**Supplied records**:
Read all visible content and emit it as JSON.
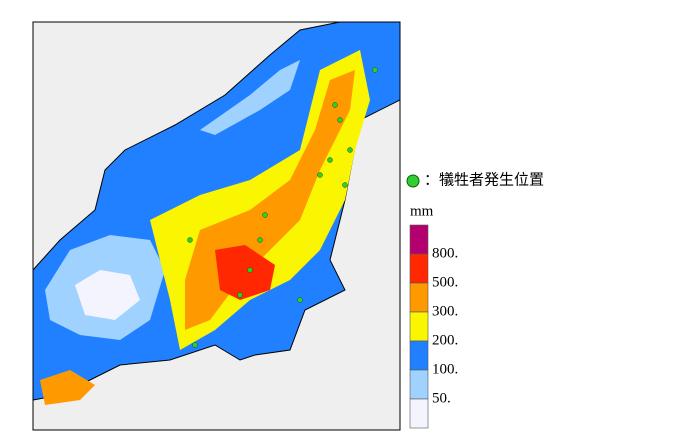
{
  "legend": {
    "marker_label": "：犠牲者発生位置",
    "marker_color": "#33cc33",
    "unit": "mm",
    "levels": [
      {
        "color": "#b4006e",
        "label": "800."
      },
      {
        "color": "#ff2800",
        "label": "500."
      },
      {
        "color": "#ff9900",
        "label": "300."
      },
      {
        "color": "#faf500",
        "label": "200."
      },
      {
        "color": "#2180ff",
        "label": "100."
      },
      {
        "color": "#a0d2ff",
        "label": "50."
      },
      {
        "color": "#f4f4ff",
        "label": null
      }
    ]
  }
}
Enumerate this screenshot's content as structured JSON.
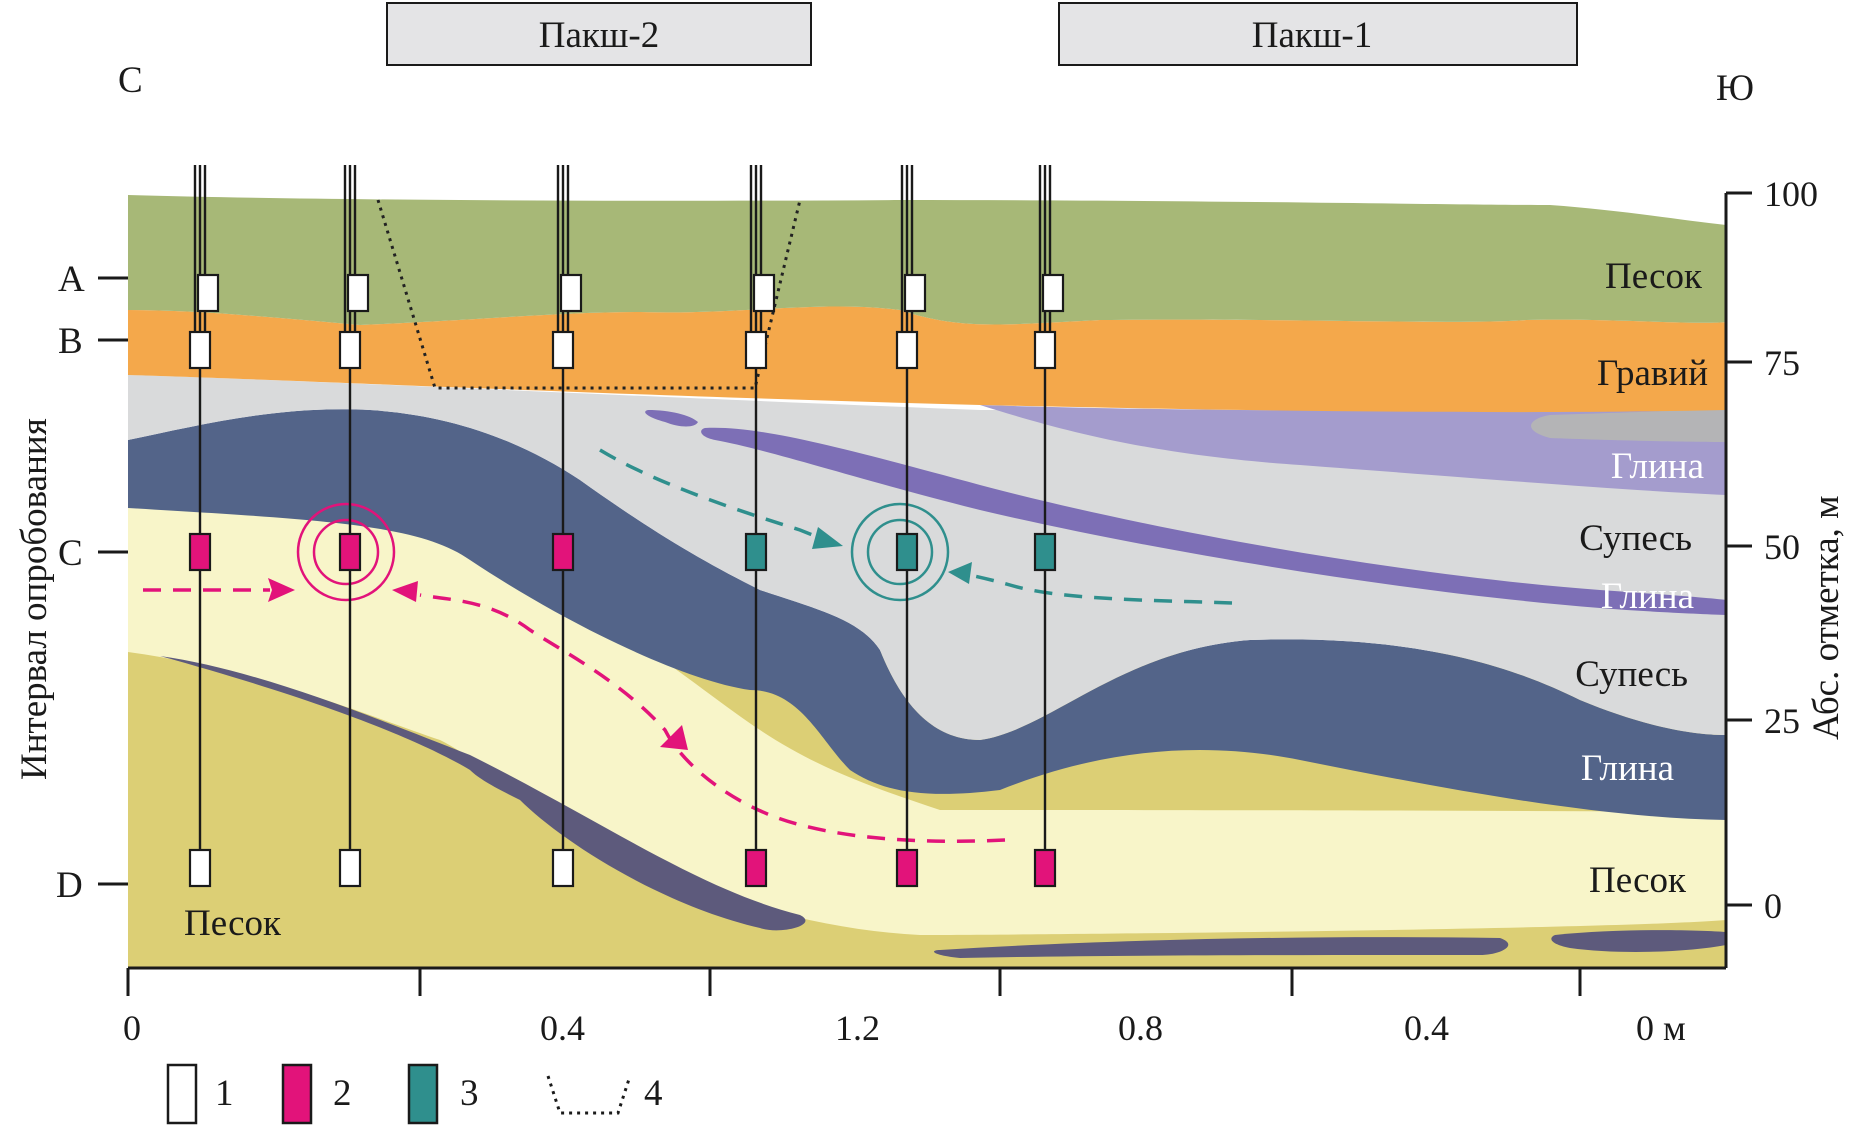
{
  "direction": {
    "north": "С",
    "south": "Ю"
  },
  "packers": [
    {
      "label": "Пакш-2"
    },
    {
      "label": "Пакш-1"
    }
  ],
  "sampling_axis": {
    "title": "Интервал опробования",
    "intervals": [
      "A",
      "B",
      "C",
      "D"
    ]
  },
  "elevation_axis": {
    "title": "Абс. отметка, м",
    "ticks": [
      "100",
      "75",
      "50",
      "25",
      "0"
    ]
  },
  "distance_axis": {
    "ticks": [
      "0",
      "0.4",
      "1.2",
      "0.8",
      "0.4",
      "0 м"
    ]
  },
  "layer_labels": {
    "sand_top": "Песок",
    "gravel": "Гравий",
    "clay_right": "Глина",
    "sandy_loam_1": "Супесь",
    "clay_thin": "Глина",
    "sandy_loam_2": "Супесь",
    "clay_main": "Глина",
    "sand_lower": "Песок",
    "sand_bottom": "Песок"
  },
  "legend": [
    {
      "num": "1",
      "kind": "white-sampler"
    },
    {
      "num": "2",
      "kind": "magenta-sampler"
    },
    {
      "num": "3",
      "kind": "teal-sampler"
    },
    {
      "num": "4",
      "kind": "packer-outline"
    }
  ],
  "colors": {
    "sand_top": "#a7b877",
    "gravel": "#f4a84b",
    "sandy_loam": "#d9dadb",
    "clay_dark": "#536489",
    "clay_purple": "#7d6fb6",
    "clay_light_purple": "#a49ccd",
    "sand_light": "#f8f5c9",
    "sand_bottom": "#dccf75",
    "clay_bottom": "#5d5a7c",
    "grey_lens": "#b4b4b6",
    "magenta": "#e2137a",
    "teal": "#2f8f8d"
  },
  "samplers": {
    "columns": [
      {
        "A": "white",
        "B": "white",
        "C": "magenta",
        "D": "white"
      },
      {
        "A": "white",
        "B": "white",
        "C": "magenta",
        "D": "white"
      },
      {
        "A": "white",
        "B": "white",
        "C": "magenta",
        "D": "white"
      },
      {
        "A": "white",
        "B": "white",
        "C": "teal",
        "D": "magenta"
      },
      {
        "A": "white",
        "B": "white",
        "C": "teal",
        "D": "magenta"
      },
      {
        "A": "white",
        "B": "white",
        "C": "teal",
        "D": "magenta"
      }
    ]
  }
}
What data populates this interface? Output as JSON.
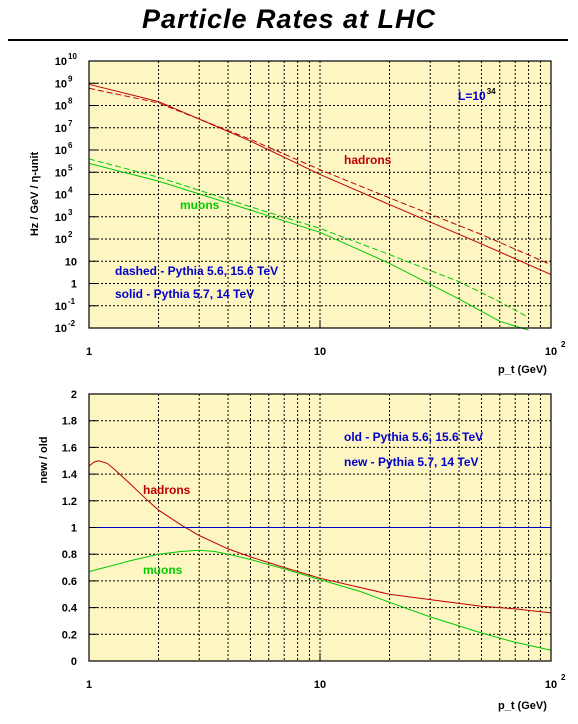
{
  "title": "Particle Rates at LHC",
  "colors": {
    "plot_bg": "#fdf5c2",
    "grid": "#000000",
    "hadrons": "#c00000",
    "muons": "#00cc00",
    "reference": "#0000cc",
    "annotation": "#0000cc"
  },
  "chart_data": [
    {
      "type": "line",
      "x_scale": "log",
      "y_scale": "log",
      "xlim": [
        1,
        100
      ],
      "ylim": [
        0.01,
        10000000000.0
      ],
      "xlabel": "p_t (GeV)",
      "ylabel": "Hz / GeV / η-unit",
      "grid": true,
      "x_ticks": [
        {
          "label": "1",
          "value": 1
        },
        {
          "label": "10",
          "value": 10
        },
        {
          "label": "10",
          "sup": "2",
          "value": 100
        }
      ],
      "y_ticks": [
        {
          "label": "10",
          "sup": "-2",
          "value": 0.01
        },
        {
          "label": "10",
          "sup": "-1",
          "value": 0.1
        },
        {
          "label": "1",
          "value": 1
        },
        {
          "label": "10",
          "value": 10
        },
        {
          "label": "10",
          "sup": "2",
          "value": 100
        },
        {
          "label": "10",
          "sup": "3",
          "value": 1000
        },
        {
          "label": "10",
          "sup": "4",
          "value": 10000
        },
        {
          "label": "10",
          "sup": "5",
          "value": 100000
        },
        {
          "label": "10",
          "sup": "6",
          "value": 1000000
        },
        {
          "label": "10",
          "sup": "7",
          "value": 10000000
        },
        {
          "label": "10",
          "sup": "8",
          "value": 100000000
        },
        {
          "label": "10",
          "sup": "9",
          "value": 1000000000
        },
        {
          "label": "10",
          "sup": "10",
          "value": 10000000000
        }
      ],
      "series": [
        {
          "name": "hadrons",
          "style": "solid",
          "color": "#c00000",
          "x": [
            1,
            2,
            5,
            10,
            20,
            50,
            100
          ],
          "y": [
            900000000.0,
            150000000.0,
            2500000.0,
            80000.0,
            3500.0,
            60,
            2.5
          ]
        },
        {
          "name": "hadrons",
          "style": "dashed",
          "color": "#c00000",
          "x": [
            1,
            2,
            5,
            10,
            20,
            50,
            100
          ],
          "y": [
            600000000.0,
            130000000.0,
            3000000.0,
            130000.0,
            7000.0,
            160,
            7
          ]
        },
        {
          "name": "muons",
          "style": "solid",
          "color": "#00cc00",
          "x": [
            1,
            2,
            5,
            10,
            20,
            40,
            60,
            80
          ],
          "y": [
            250000.0,
            40000.0,
            2000.0,
            200,
            8,
            0.2,
            0.02,
            0.008
          ]
        },
        {
          "name": "muons",
          "style": "dashed",
          "color": "#00cc00",
          "x": [
            1,
            2,
            5,
            10,
            20,
            40,
            60,
            80
          ],
          "y": [
            400000.0,
            60000.0,
            2800.0,
            300,
            20,
            1.2,
            0.15,
            0.03
          ]
        }
      ],
      "annotations": [
        {
          "text": "hadrons",
          "color": "#c00000"
        },
        {
          "text": "muons",
          "color": "#00cc00"
        },
        {
          "text": "L=10",
          "sup": "34",
          "color": "#0000cc"
        },
        {
          "text": "dashed - Pythia 5.6,  15.6 TeV",
          "color": "#0000cc"
        },
        {
          "text": "solid - Pythia 5.7,  14 TeV",
          "color": "#0000cc"
        }
      ]
    },
    {
      "type": "line",
      "x_scale": "log",
      "y_scale": "linear",
      "xlim": [
        1,
        100
      ],
      "ylim": [
        0,
        2
      ],
      "xlabel": "p_t (GeV)",
      "ylabel": "new / old",
      "grid": true,
      "x_ticks": [
        {
          "label": "1",
          "value": 1
        },
        {
          "label": "10",
          "value": 10
        },
        {
          "label": "10",
          "sup": "2",
          "value": 100
        }
      ],
      "y_ticks": [
        {
          "label": "0",
          "value": 0
        },
        {
          "label": "0.2",
          "value": 0.2
        },
        {
          "label": "0.4",
          "value": 0.4
        },
        {
          "label": "0.6",
          "value": 0.6
        },
        {
          "label": "0.8",
          "value": 0.8
        },
        {
          "label": "1",
          "value": 1
        },
        {
          "label": "1.2",
          "value": 1.2
        },
        {
          "label": "1.4",
          "value": 1.4
        },
        {
          "label": "1.6",
          "value": 1.6
        },
        {
          "label": "1.8",
          "value": 1.8
        },
        {
          "label": "2",
          "value": 2
        }
      ],
      "series": [
        {
          "name": "hadrons",
          "color": "#c00000",
          "x": [
            1,
            1.05,
            1.1,
            1.2,
            1.3,
            1.5,
            1.8,
            2,
            2.5,
            3,
            4,
            5,
            7,
            10,
            15,
            20,
            30,
            50,
            70,
            100
          ],
          "y": [
            1.46,
            1.49,
            1.5,
            1.48,
            1.43,
            1.33,
            1.2,
            1.13,
            1.02,
            0.94,
            0.84,
            0.78,
            0.7,
            0.62,
            0.55,
            0.5,
            0.46,
            0.41,
            0.39,
            0.36
          ]
        },
        {
          "name": "muons",
          "color": "#00cc00",
          "x": [
            1,
            1.5,
            2,
            2.5,
            3,
            3.5,
            4,
            5,
            7,
            10,
            15,
            20,
            30,
            50,
            70,
            100
          ],
          "y": [
            0.67,
            0.75,
            0.8,
            0.82,
            0.83,
            0.82,
            0.8,
            0.76,
            0.69,
            0.61,
            0.52,
            0.44,
            0.33,
            0.21,
            0.14,
            0.08
          ]
        },
        {
          "name": "reference",
          "color": "#0000cc",
          "x": [
            1,
            100
          ],
          "y": [
            1,
            1
          ]
        }
      ],
      "annotations": [
        {
          "text": "hadrons",
          "color": "#c00000"
        },
        {
          "text": "muons",
          "color": "#00cc00"
        },
        {
          "text": "old - Pythia 5.6,  15.6 TeV",
          "color": "#0000cc"
        },
        {
          "text": "new - Pythia 5.7,  14 TeV",
          "color": "#0000cc"
        }
      ]
    }
  ]
}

**Work required**: Copy in full each line that holds the word "Супесь".

**Result of this exercise**:
    "sandy_loam_1": "Супесь",
    "sandy_loam_2": "Супесь",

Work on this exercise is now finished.